INSTRUCTIONS TO FOLLOW >> How many lines in the entries below contain "were"? Answer with the number only.

ENTRIES >>
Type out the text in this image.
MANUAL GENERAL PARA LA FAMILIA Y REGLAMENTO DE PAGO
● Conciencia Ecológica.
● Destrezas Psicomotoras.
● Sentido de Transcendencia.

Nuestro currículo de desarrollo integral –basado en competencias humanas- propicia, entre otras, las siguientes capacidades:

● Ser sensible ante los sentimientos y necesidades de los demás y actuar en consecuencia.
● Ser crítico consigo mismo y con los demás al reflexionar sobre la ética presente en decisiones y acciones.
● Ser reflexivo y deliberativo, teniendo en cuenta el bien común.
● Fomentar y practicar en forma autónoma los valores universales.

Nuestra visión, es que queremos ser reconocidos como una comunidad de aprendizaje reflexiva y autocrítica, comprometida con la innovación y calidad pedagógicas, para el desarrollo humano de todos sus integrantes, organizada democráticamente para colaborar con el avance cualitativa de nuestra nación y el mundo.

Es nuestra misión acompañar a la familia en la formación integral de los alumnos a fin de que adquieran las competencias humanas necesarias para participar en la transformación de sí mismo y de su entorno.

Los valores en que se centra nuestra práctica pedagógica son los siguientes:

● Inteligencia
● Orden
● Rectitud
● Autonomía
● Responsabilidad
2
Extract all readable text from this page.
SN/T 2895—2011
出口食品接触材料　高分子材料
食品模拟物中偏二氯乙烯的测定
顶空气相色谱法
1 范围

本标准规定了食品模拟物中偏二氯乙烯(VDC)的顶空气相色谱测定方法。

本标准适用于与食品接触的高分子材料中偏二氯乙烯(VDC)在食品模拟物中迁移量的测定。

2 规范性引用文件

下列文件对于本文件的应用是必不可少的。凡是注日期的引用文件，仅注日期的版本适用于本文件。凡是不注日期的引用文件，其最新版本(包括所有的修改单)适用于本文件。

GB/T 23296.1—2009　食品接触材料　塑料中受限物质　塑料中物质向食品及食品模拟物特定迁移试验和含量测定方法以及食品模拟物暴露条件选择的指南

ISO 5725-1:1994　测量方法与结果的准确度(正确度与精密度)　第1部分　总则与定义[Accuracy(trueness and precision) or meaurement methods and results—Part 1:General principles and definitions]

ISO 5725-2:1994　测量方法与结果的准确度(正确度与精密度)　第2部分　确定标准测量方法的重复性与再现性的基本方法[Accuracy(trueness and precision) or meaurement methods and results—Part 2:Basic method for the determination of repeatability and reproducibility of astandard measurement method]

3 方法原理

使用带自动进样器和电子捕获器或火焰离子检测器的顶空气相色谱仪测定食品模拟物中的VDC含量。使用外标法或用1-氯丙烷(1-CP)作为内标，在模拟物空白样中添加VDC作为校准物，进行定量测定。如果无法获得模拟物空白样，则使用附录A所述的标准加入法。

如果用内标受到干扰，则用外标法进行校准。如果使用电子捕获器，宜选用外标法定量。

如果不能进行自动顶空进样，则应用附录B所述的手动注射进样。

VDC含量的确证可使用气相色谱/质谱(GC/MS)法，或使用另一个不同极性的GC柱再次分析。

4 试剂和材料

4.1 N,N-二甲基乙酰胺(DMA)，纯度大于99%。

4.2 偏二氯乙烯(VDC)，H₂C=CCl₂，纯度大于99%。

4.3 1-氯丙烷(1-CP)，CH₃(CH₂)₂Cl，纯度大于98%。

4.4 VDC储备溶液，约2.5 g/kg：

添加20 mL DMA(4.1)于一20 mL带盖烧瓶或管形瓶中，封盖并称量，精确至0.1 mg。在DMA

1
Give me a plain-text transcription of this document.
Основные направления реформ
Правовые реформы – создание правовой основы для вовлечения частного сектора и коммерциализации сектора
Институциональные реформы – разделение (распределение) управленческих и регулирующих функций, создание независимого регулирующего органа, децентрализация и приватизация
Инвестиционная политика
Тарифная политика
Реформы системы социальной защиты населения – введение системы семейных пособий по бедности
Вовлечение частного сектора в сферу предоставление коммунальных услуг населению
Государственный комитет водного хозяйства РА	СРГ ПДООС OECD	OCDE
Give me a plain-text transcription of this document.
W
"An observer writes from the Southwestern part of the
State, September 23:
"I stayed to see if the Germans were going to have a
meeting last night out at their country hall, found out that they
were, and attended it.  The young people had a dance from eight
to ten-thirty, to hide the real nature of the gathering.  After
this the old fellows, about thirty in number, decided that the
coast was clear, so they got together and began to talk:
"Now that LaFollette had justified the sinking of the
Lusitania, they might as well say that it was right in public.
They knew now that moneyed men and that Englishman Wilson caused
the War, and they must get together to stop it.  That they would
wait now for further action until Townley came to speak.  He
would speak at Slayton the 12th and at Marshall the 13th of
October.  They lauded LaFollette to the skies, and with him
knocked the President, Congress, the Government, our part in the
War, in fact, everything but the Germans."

TASK RESPONSE >> 2